**** The input ****
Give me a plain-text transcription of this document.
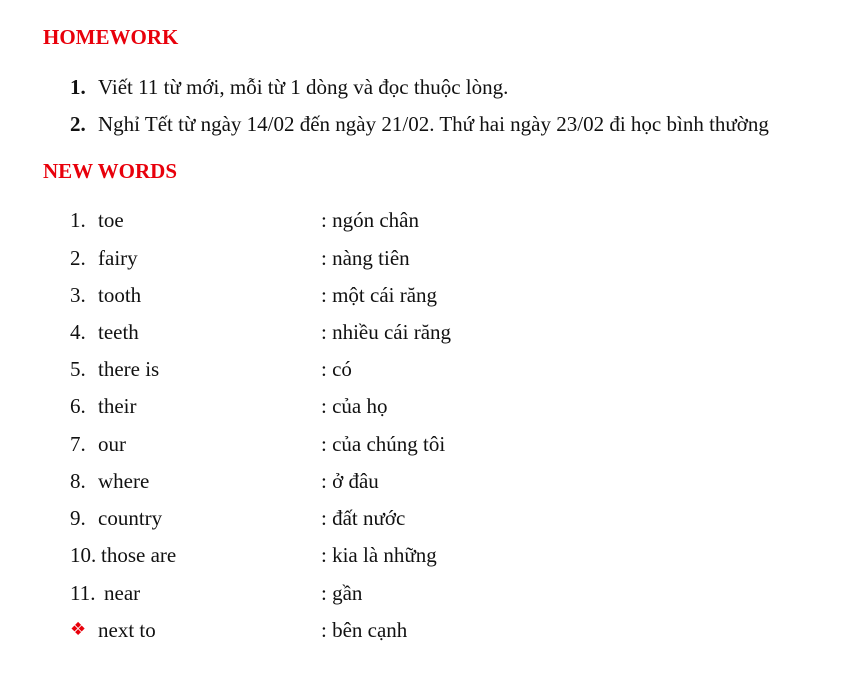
HOMEWORK
1. Viết 11 từ mới, mỗi từ 1 dòng và đọc thuộc lòng.
2. Nghỉ Tết từ ngày 14/02 đến ngày 21/02. Thứ hai ngày 23/02 đi học bình thường
NEW WORDS
1. toe	: ngón chân
2. fairy	: nàng tiên
3. tooth	: một cái răng
4. teeth	: nhiều cái răng
5. there is	: có
6. their	: của họ
7. our	: của chúng tôi
8. where	: ở đâu
9. country	: đất nước
10. those are	: kia là những
11. near	: gần
❖ next to	: bên cạnh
****
* _What you will do_: Without including any pictures, print all of the material exactly as given.

* _Answer to this exercise_:
Give me a plain-text transcription of this document.
HOMEWORK
1. Viết 11 từ mới, mỗi từ 1 dòng và đọc thuộc lòng.
2. Nghỉ Tết từ ngày 14/02 đến ngày 21/02. Thứ hai ngày 23/02 đi học bình thường
NEW WORDS
1. toe	: ngón chân
2. fairy	: nàng tiên
3. tooth	: một cái răng
4. teeth	: nhiều cái răng
5. there is	: có
6. their	: của họ
7. our	: của chúng tôi
8. where	: ở đâu
9. country	: đất nước
10. those are	: kia là những
11. near	: gần
❖ next to	: bên cạnh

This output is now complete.